Write out the listing below again, precisely as it is given.

####

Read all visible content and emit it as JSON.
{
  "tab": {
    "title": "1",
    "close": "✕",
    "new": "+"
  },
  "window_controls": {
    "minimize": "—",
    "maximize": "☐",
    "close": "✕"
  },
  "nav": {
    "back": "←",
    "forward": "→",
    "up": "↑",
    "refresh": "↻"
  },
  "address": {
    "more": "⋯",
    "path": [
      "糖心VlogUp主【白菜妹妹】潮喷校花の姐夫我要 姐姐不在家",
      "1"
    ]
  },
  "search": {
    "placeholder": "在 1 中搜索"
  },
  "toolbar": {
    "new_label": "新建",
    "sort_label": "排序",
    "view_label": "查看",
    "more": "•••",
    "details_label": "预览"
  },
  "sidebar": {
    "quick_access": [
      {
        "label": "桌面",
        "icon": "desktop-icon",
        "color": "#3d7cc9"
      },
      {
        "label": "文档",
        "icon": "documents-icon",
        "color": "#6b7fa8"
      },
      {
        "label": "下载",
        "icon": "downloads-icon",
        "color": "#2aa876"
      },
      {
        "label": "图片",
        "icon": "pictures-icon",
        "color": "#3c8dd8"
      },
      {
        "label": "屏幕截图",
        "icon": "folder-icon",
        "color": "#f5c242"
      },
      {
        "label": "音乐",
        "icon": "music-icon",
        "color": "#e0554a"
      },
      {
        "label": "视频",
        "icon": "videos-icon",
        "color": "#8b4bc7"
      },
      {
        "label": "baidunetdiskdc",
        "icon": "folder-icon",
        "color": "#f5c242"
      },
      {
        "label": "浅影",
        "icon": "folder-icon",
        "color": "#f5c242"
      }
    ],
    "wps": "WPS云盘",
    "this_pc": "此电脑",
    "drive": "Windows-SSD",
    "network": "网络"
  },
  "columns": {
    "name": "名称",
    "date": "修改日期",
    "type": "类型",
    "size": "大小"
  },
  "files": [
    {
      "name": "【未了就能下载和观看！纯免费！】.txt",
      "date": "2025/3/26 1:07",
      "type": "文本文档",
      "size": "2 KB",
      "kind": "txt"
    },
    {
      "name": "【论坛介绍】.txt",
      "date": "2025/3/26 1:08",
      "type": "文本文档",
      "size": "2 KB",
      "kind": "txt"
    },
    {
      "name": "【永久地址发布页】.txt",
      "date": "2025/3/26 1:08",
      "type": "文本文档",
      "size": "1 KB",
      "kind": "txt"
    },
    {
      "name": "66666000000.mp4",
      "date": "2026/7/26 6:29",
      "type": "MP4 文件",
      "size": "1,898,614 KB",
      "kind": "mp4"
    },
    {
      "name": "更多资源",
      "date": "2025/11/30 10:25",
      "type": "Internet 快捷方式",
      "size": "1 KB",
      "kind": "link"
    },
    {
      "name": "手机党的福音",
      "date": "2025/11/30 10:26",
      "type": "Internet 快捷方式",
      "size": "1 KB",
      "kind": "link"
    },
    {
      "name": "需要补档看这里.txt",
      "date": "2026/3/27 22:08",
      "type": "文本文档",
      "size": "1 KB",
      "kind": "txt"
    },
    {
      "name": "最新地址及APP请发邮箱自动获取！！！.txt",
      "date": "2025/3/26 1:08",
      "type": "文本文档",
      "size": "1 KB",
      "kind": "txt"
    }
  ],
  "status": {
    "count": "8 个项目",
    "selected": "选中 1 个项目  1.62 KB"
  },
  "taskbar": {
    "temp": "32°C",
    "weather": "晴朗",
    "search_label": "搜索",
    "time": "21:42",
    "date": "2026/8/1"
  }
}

####

**Solution for this problem**
Read all visible content and emit it as JSON.
{
  "tab": {
    "title": "1",
    "close": "✕",
    "new": "+"
  },
  "window_controls": {
    "minimize": "—",
    "maximize": "☐",
    "close": "✕"
  },
  "nav": {
    "back": "←",
    "forward": "→",
    "up": "↑",
    "refresh": "↻"
  },
  "address": {
    "more": "⋯",
    "path": [
      "糖心VlogUp主【白菜妹妹】潮喷校花の姐夫我要 姐姐不在家",
      "1"
    ]
  },
  "search": {
    "placeholder": "在 1 中搜索"
  },
  "toolbar": {
    "new_label": "新建",
    "sort_label": "排序",
    "view_label": "查看",
    "more": "•••",
    "details_label": "预览"
  },
  "sidebar": {
    "quick_access": [
      {
        "label": "桌面",
        "icon": "desktop-icon",
        "color": "#3d7cc9"
      },
      {
        "label": "文档",
        "icon": "documents-icon",
        "color": "#6b7fa8"
      },
      {
        "label": "下载",
        "icon": "downloads-icon",
        "color": "#2aa876"
      },
      {
        "label": "图片",
        "icon": "pictures-icon",
        "color": "#3c8dd8"
      },
      {
        "label": "屏幕截图",
        "icon": "folder-icon",
        "color": "#f5c242"
      },
      {
        "label": "音乐",
        "icon": "music-icon",
        "color": "#e0554a"
      },
      {
        "label": "视频",
        "icon": "videos-icon",
        "color": "#8b4bc7"
      },
      {
        "label": "baidunetdiskdc",
        "icon": "folder-icon",
        "color": "#f5c242"
      },
      {
        "label": "浅影",
        "icon": "folder-icon",
        "color": "#f5c242"
      }
    ],
    "wps": "WPS云盘",
    "this_pc": "此电脑",
    "drive": "Windows-SSD",
    "network": "网络"
  },
  "columns": {
    "name": "名称",
    "date": "修改日期",
    "type": "类型",
    "size": "大小"
  },
  "files": [
    {
      "name": "【未了就能下载和观看！纯免费！】.txt",
      "date": "2025/3/26 1:07",
      "type": "文本文档",
      "size": "2 KB",
      "kind": "txt"
    },
    {
      "name": "【论坛介绍】.txt",
      "date": "2025/3/26 1:08",
      "type": "文本文档",
      "size": "2 KB",
      "kind": "txt"
    },
    {
      "name": "【永久地址发布页】.txt",
      "date": "2025/3/26 1:08",
      "type": "文本文档",
      "size": "1 KB",
      "kind": "txt"
    },
    {
      "name": "66666000000.mp4",
      "date": "2026/7/26 6:29",
      "type": "MP4 文件",
      "size": "1,898,614 KB",
      "kind": "mp4"
    },
    {
      "name": "更多资源",
      "date": "2025/11/30 10:25",
      "type": "Internet 快捷方式",
      "size": "1 KB",
      "kind": "link"
    },
    {
      "name": "手机党的福音",
      "date": "2025/11/30 10:26",
      "type": "Internet 快捷方式",
      "size": "1 KB",
      "kind": "link"
    },
    {
      "name": "需要补档看这里.txt",
      "date": "2026/3/27 22:08",
      "type": "文本文档",
      "size": "1 KB",
      "kind": "txt"
    },
    {
      "name": "最新地址及APP请发邮箱自动获取！！！.txt",
      "date": "2025/3/26 1:08",
      "type": "文本文档",
      "size": "1 KB",
      "kind": "txt"
    }
  ],
  "status": {
    "count": "8 个项目",
    "selected": "选中 1 个项目  1.62 KB"
  },
  "taskbar": {
    "temp": "32°C",
    "weather": "晴朗",
    "search_label": "搜索",
    "time": "21:42",
    "date": "2026/8/1"
  }
}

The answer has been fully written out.